_Records for the task_
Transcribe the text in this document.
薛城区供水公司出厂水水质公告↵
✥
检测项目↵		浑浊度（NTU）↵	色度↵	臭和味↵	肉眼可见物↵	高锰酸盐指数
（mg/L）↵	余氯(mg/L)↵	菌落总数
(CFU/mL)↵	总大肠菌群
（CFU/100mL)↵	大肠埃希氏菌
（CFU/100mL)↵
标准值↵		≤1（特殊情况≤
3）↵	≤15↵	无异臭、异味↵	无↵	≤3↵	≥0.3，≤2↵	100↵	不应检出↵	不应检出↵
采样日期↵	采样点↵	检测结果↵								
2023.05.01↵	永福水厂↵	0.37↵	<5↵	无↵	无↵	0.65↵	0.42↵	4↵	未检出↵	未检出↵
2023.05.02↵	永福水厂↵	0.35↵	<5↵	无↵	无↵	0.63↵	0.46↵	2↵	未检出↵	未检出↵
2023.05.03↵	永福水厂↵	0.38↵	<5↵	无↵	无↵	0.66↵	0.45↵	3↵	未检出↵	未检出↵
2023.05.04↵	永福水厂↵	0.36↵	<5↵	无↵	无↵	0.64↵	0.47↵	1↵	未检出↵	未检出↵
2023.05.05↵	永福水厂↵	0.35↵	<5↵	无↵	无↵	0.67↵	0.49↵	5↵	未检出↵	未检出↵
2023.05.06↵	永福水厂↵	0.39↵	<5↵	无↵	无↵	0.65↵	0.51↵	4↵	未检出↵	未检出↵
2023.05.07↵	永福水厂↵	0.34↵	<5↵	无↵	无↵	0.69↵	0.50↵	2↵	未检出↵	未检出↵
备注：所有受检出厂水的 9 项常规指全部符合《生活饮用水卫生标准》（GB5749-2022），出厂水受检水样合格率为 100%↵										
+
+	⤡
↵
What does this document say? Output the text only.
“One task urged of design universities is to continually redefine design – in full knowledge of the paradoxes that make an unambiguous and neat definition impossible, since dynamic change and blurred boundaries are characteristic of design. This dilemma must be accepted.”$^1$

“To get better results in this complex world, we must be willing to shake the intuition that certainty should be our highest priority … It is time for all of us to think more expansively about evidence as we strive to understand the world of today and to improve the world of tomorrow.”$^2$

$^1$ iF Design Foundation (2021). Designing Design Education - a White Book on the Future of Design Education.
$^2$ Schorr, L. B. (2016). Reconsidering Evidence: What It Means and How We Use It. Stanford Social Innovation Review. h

_Aim of the task_
Reproduce the material in full, with no word added or dropped.

_Result_
Transcribe the text in this document.
薛城区供水公司出厂水水质公告↵
✥
检测项目↵		浑浊度（NTU）↵	色度↵	臭和味↵	肉眼可见物↵	高锰酸盐指数
（mg/L）↵	余氯(mg/L)↵	菌落总数
(CFU/mL)↵	总大肠菌群
（CFU/100mL)↵	大肠埃希氏菌
（CFU/100mL)↵
标准值↵		≤1（特殊情况≤
3）↵	≤15↵	无异臭、异味↵	无↵	≤3↵	≥0.3，≤2↵	100↵	不应检出↵	不应检出↵
采样日期↵	采样点↵	检测结果↵								
2023.05.01↵	永福水厂↵	0.37↵	<5↵	无↵	无↵	0.65↵	0.42↵	4↵	未检出↵	未检出↵
2023.05.02↵	永福水厂↵	0.35↵	<5↵	无↵	无↵	0.63↵	0.46↵	2↵	未检出↵	未检出↵
2023.05.03↵	永福水厂↵	0.38↵	<5↵	无↵	无↵	0.66↵	0.45↵	3↵	未检出↵	未检出↵
2023.05.04↵	永福水厂↵	0.36↵	<5↵	无↵	无↵	0.64↵	0.47↵	1↵	未检出↵	未检出↵
2023.05.05↵	永福水厂↵	0.35↵	<5↵	无↵	无↵	0.67↵	0.49↵	5↵	未检出↵	未检出↵
2023.05.06↵	永福水厂↵	0.39↵	<5↵	无↵	无↵	0.65↵	0.51↵	4↵	未检出↵	未检出↵
2023.05.07↵	永福水厂↵	0.34↵	<5↵	无↵	无↵	0.69↵	0.50↵	2↵	未检出↵	未检出↵
备注：所有受检出厂水的 9 项常规指全部符合《生活饮用水卫生标准》（GB5749-2022），出厂水受检水样合格率为 100%↵										
+
+	⤡
↵
What does this document say? Output the text only.
“One task urged of design universities is to continually redefine design – in full knowledge of the paradoxes that make an unambiguous and neat definition impossible, since dynamic change and blurred boundaries are characteristic of design. This dilemma must be accepted.”$^1$

“To get better results in this complex world, we must be willing to shake the intuition that certainty should be our highest priority … It is time for all of us to think more expansively about evidence as we strive to understand the world of today and to improve the world of tomorrow.”$^2$

$^1$ iF Design Foundation (2021). Designing Design Education - a White Book on the Future of Design Education.
$^2$ Schorr, L. B. (2016). Reconsidering Evidence: What It Means and How We Use It. Stanford Social Innovation Review. h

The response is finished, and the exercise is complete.